# Start of Recorded data
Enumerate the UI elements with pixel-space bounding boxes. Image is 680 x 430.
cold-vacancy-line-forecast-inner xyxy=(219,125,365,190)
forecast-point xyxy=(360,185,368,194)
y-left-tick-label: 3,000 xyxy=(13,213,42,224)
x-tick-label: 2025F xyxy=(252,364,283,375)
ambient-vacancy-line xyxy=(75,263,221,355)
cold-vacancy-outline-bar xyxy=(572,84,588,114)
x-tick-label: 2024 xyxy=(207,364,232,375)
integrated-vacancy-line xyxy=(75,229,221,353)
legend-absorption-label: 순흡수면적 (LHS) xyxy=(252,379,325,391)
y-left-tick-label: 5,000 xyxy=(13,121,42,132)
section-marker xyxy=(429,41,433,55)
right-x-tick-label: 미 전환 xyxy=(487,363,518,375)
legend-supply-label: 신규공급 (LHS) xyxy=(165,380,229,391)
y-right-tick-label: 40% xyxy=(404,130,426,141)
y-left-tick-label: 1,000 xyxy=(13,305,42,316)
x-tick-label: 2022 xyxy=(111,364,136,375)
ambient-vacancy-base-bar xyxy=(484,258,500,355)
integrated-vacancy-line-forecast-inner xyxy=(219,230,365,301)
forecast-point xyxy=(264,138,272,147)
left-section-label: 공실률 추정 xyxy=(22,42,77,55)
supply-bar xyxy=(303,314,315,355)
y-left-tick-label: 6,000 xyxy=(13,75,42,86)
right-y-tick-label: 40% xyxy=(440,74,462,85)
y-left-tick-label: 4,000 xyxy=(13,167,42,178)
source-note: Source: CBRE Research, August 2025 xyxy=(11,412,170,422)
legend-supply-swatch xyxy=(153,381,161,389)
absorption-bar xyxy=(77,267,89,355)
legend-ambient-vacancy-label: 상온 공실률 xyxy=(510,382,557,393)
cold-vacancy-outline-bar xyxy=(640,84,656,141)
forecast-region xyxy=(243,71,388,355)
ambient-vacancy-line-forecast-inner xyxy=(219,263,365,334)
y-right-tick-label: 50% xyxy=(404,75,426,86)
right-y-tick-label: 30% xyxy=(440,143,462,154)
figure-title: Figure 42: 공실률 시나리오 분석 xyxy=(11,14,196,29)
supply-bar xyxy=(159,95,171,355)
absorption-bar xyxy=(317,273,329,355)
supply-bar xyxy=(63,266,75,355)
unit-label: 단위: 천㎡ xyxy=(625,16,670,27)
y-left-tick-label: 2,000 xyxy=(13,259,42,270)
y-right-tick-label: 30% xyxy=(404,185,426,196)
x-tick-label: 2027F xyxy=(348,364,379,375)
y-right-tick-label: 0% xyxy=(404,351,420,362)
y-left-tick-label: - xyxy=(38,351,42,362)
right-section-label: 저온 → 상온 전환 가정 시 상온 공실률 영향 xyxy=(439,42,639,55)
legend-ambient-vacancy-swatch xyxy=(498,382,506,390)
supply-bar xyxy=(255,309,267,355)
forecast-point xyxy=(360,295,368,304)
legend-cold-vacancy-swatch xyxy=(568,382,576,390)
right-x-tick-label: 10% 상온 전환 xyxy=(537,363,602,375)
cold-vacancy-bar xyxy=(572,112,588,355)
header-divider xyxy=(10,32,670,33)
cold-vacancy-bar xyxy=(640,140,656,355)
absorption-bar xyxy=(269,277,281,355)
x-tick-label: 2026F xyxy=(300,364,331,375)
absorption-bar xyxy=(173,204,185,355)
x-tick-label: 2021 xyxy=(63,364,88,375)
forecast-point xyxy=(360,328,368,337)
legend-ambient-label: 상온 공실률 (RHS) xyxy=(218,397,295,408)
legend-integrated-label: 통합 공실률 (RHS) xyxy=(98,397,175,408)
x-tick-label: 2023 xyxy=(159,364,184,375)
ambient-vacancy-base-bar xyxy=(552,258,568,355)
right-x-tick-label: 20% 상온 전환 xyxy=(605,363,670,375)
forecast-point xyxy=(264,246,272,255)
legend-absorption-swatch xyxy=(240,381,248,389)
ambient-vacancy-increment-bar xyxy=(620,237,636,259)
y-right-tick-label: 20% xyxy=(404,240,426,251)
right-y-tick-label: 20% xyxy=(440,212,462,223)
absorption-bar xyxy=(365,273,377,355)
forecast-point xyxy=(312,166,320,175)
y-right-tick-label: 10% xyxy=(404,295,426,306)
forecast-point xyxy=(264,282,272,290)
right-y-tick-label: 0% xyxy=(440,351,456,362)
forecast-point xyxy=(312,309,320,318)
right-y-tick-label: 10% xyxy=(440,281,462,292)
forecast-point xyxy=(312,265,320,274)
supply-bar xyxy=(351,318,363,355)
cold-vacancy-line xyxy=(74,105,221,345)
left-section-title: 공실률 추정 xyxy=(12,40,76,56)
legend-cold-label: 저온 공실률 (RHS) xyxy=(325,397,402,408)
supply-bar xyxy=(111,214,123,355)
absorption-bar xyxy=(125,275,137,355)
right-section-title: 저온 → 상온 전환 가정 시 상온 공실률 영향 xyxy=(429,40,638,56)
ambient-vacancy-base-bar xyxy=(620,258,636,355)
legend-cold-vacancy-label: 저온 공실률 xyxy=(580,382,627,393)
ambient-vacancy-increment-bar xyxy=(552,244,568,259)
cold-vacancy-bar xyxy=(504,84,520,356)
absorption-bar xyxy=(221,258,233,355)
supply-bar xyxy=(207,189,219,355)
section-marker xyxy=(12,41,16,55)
# End of Recorded data
Rewrite every line of the records above as a Markdown table with the columns "No." and "Line", skipping blank lines.

| No. | Line |
|---|---|
| 1 | Enumerate the UI elements with pixel-space bounding boxes. Image is 680 x 430. |
| 2 | cold-vacancy-line-forecast-inner xyxy=(219,125,365,190) |
| 3 | forecast-point xyxy=(360,185,368,194) |
| 4 | y-left-tick-label: 3,000 xyxy=(13,213,42,224) |
| 5 | x-tick-label: 2025F xyxy=(252,364,283,375) |
| 6 | ambient-vacancy-line xyxy=(75,263,221,355) |
| 7 | cold-vacancy-outline-bar xyxy=(572,84,588,114) |
| 8 | x-tick-label: 2024 xyxy=(207,364,232,375) |
| 9 | integrated-vacancy-line xyxy=(75,229,221,353) |
| 10 | legend-absorption-label: 순흡수면적 (LHS) xyxy=(252,379,325,391) |
| 11 | y-left-tick-label: 5,000 xyxy=(13,121,42,132) |
| 12 | section-marker xyxy=(429,41,433,55) |
| 13 | right-x-tick-label: 미 전환 xyxy=(487,363,518,375) |
| 14 | legend-supply-label: 신규공급 (LHS) xyxy=(165,380,229,391) |
| 15 | y-right-tick-label: 40% xyxy=(404,130,426,141) |
| 16 | y-left-tick-label: 1,000 xyxy=(13,305,42,316) |
| 17 | x-tick-label: 2022 xyxy=(111,364,136,375) |
| 18 | ambient-vacancy-base-bar xyxy=(484,258,500,355) |
| 19 | integrated-vacancy-line-forecast-inner xyxy=(219,230,365,301) |
| 20 | forecast-point xyxy=(264,138,272,147) |
| 21 | left-section-label: 공실률 추정 xyxy=(22,42,77,55) |
| 22 | supply-bar xyxy=(303,314,315,355) |
| 23 | y-left-tick-label: 6,000 xyxy=(13,75,42,86) |
| 24 | right-y-tick-label: 40% xyxy=(440,74,462,85) |
| 25 | y-left-tick-label: 4,000 xyxy=(13,167,42,178) |
| 26 | source-note: Source: CBRE Research, August 2025 xyxy=(11,412,170,422) |
| 27 | legend-supply-swatch xyxy=(153,381,161,389) |
| 28 | absorption-bar xyxy=(77,267,89,355) |
| 29 | legend-ambient-vacancy-label: 상온 공실률 xyxy=(510,382,557,393) |
| 30 | cold-vacancy-outline-bar xyxy=(640,84,656,141) |
| 31 | forecast-region xyxy=(243,71,388,355) |
| 32 | ambient-vacancy-line-forecast-inner xyxy=(219,263,365,334) |
| 33 | y-right-tick-label: 50% xyxy=(404,75,426,86) |
| 34 | right-y-tick-label: 30% xyxy=(440,143,462,154) |
| 35 | figure-title: Figure 42: 공실률 시나리오 분석 xyxy=(11,14,196,29) |
| 36 | supply-bar xyxy=(159,95,171,355) |
| 37 | absorption-bar xyxy=(317,273,329,355) |
| 38 | supply-bar xyxy=(63,266,75,355) |
| 39 | unit-label: 단위: 천㎡ xyxy=(625,16,670,27) |
| 40 | y-left-tick-label: 2,000 xyxy=(13,259,42,270) |
| 41 | y-right-tick-label: 30% xyxy=(404,185,426,196) |
| 42 | x-tick-label: 2027F xyxy=(348,364,379,375) |
| 43 | y-right-tick-label: 0% xyxy=(404,351,420,362) |
| 44 | y-left-tick-label: - xyxy=(38,351,42,362) |
| 45 | right-section-label: 저온 → 상온 전환 가정 시 상온 공실률 영향 xyxy=(439,42,639,55) |
| 46 | legend-ambient-vacancy-swatch xyxy=(498,382,506,390) |
| 47 | supply-bar xyxy=(255,309,267,355) |
| 48 | forecast-point xyxy=(360,295,368,304) |
| 49 | legend-cold-vacancy-swatch xyxy=(568,382,576,390) |
| 50 | right-x-tick-label: 10% 상온 전환 xyxy=(537,363,602,375) |
| 51 | cold-vacancy-bar xyxy=(572,112,588,355) |
| 52 | header-divider xyxy=(10,32,670,33) |
| 53 | cold-vacancy-bar xyxy=(640,140,656,355) |
| 54 | absorption-bar xyxy=(269,277,281,355) |
| 55 | x-tick-label: 2026F xyxy=(300,364,331,375) |
| 56 | absorption-bar xyxy=(173,204,185,355) |
| 57 | x-tick-label: 2021 xyxy=(63,364,88,375) |
| 58 | forecast-point xyxy=(360,328,368,337) |
| 59 | legend-ambient-label: 상온 공실률 (RHS) xyxy=(218,397,295,408) |
| 60 | legend-integrated-label: 통합 공실률 (RHS) xyxy=(98,397,175,408) |
| 61 | x-tick-label: 2023 xyxy=(159,364,184,375) |
| 62 | ambient-vacancy-base-bar xyxy=(552,258,568,355) |
| 63 | right-x-tick-label: 20% 상온 전환 xyxy=(605,363,670,375) |
| 64 | forecast-point xyxy=(264,246,272,255) |
| 65 | legend-absorption-swatch xyxy=(240,381,248,389) |
| 66 | ambient-vacancy-increment-bar xyxy=(620,237,636,259) |
| 67 | y-right-tick-label: 20% xyxy=(404,240,426,251) |
| 68 | right-y-tick-label: 20% xyxy=(440,212,462,223) |
| 69 | absorption-bar xyxy=(365,273,377,355) |
| 70 | forecast-point xyxy=(312,166,320,175) |
| 71 | y-right-tick-label: 10% xyxy=(404,295,426,306) |
| 72 | forecast-point xyxy=(264,282,272,290) |
| 73 | right-y-tick-label: 0% xyxy=(440,351,456,362) |
| 74 | forecast-point xyxy=(312,309,320,318) |
| 75 | right-y-tick-label: 10% xyxy=(440,281,462,292) |
| 76 | forecast-point xyxy=(312,265,320,274) |
| 77 | supply-bar xyxy=(351,318,363,355) |
| 78 | cold-vacancy-line xyxy=(74,105,221,345) |
| 79 | left-section-title: 공실률 추정 xyxy=(12,40,76,56) |
| 80 | legend-cold-label: 저온 공실률 (RHS) xyxy=(325,397,402,408) |
| 81 | supply-bar xyxy=(111,214,123,355) |
| 82 | absorption-bar xyxy=(125,275,137,355) |
| 83 | right-section-title: 저온 → 상온 전환 가정 시 상온 공실률 영향 xyxy=(429,40,638,56) |
| 84 | ambient-vacancy-base-bar xyxy=(620,258,636,355) |
| 85 | legend-cold-vacancy-label: 저온 공실률 xyxy=(580,382,627,393) |
| 86 | ambient-vacancy-increment-bar xyxy=(552,244,568,259) |
| 87 | cold-vacancy-bar xyxy=(504,84,520,356) |
| 88 | absorption-bar xyxy=(221,258,233,355) |
| 89 | supply-bar xyxy=(207,189,219,355) |
| 90 | section-marker xyxy=(12,41,16,55) |